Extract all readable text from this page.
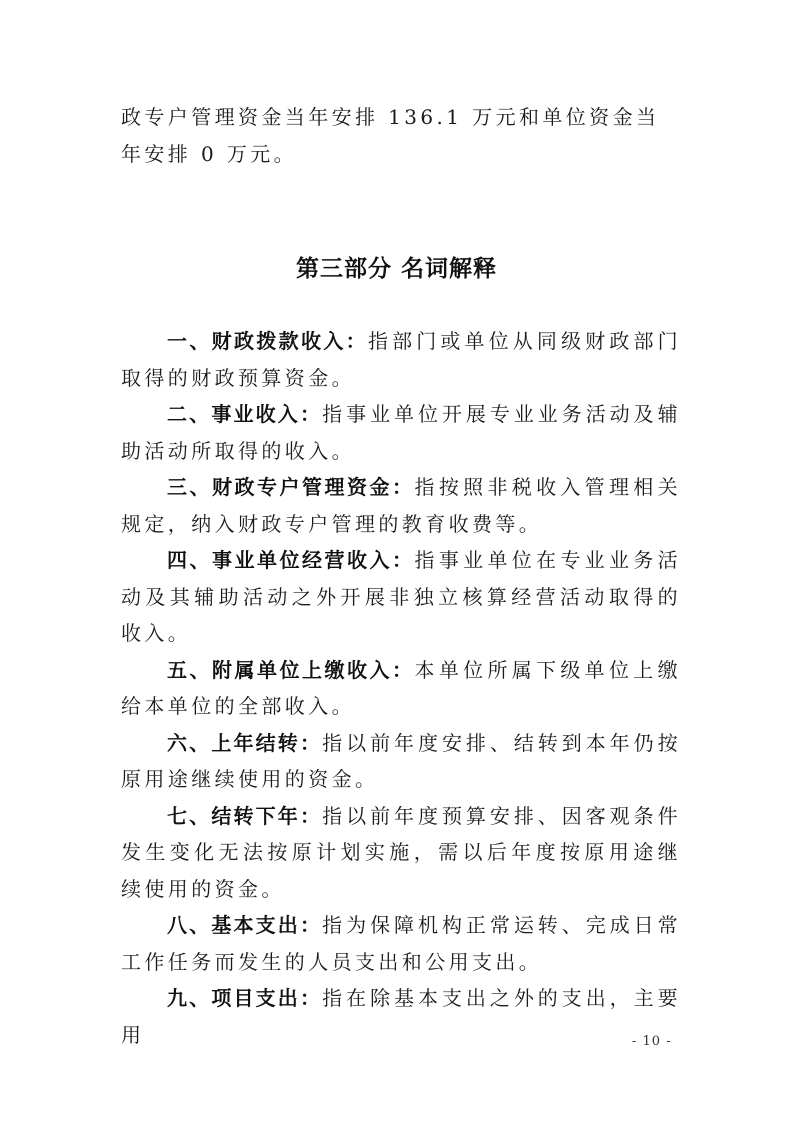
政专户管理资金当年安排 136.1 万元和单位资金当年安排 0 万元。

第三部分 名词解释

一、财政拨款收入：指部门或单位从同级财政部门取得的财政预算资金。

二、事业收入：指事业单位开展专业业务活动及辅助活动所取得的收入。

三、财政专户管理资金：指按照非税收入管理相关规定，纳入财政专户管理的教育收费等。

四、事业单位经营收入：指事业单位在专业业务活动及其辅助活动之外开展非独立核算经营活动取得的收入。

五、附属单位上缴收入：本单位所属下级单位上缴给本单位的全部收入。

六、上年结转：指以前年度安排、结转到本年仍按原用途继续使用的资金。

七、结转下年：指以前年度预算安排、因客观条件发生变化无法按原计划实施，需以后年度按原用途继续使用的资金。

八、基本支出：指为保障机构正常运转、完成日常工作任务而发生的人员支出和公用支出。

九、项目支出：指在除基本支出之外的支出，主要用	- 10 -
* * *
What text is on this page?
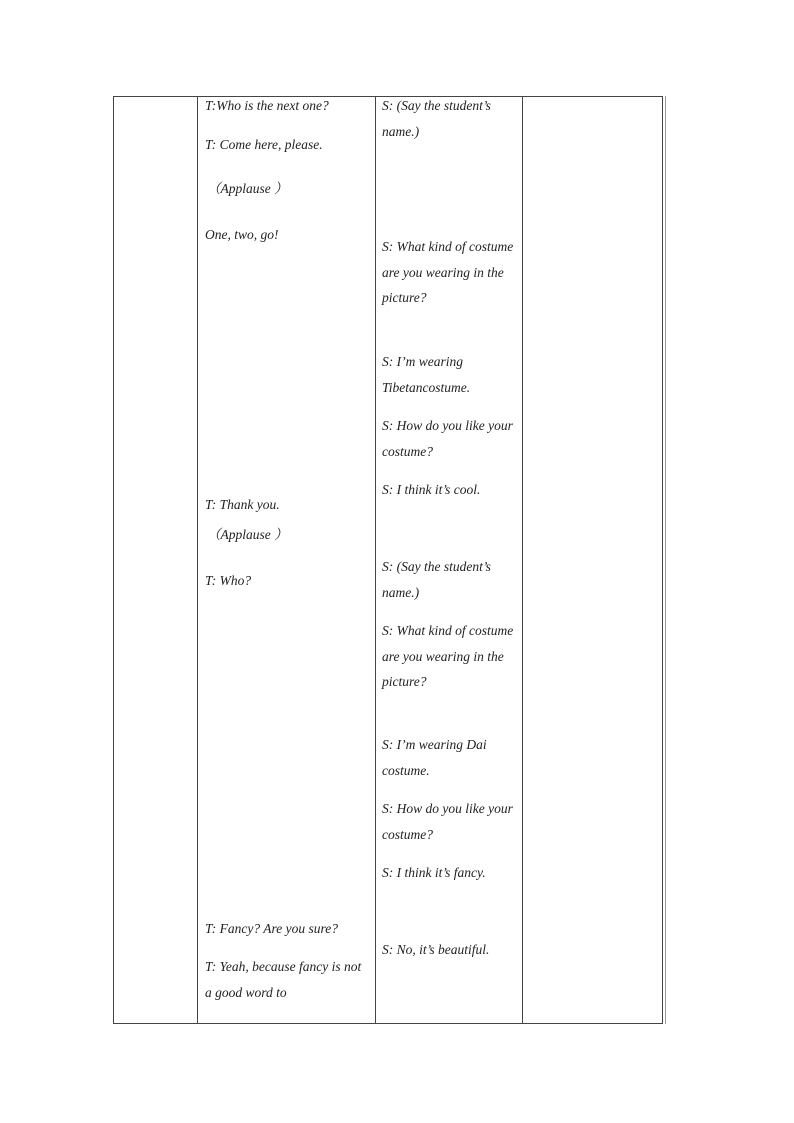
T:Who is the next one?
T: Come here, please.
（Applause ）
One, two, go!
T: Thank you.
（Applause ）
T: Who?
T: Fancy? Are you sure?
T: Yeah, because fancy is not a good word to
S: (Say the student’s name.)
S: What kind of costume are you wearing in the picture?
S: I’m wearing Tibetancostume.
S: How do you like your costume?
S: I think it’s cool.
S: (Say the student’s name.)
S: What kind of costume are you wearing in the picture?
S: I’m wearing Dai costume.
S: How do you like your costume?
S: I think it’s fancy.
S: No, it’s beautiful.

- _Problem_:
Scan the material above and determine how many lines include the word "wearing"; report only the number.

- _Solution to this problem_:
4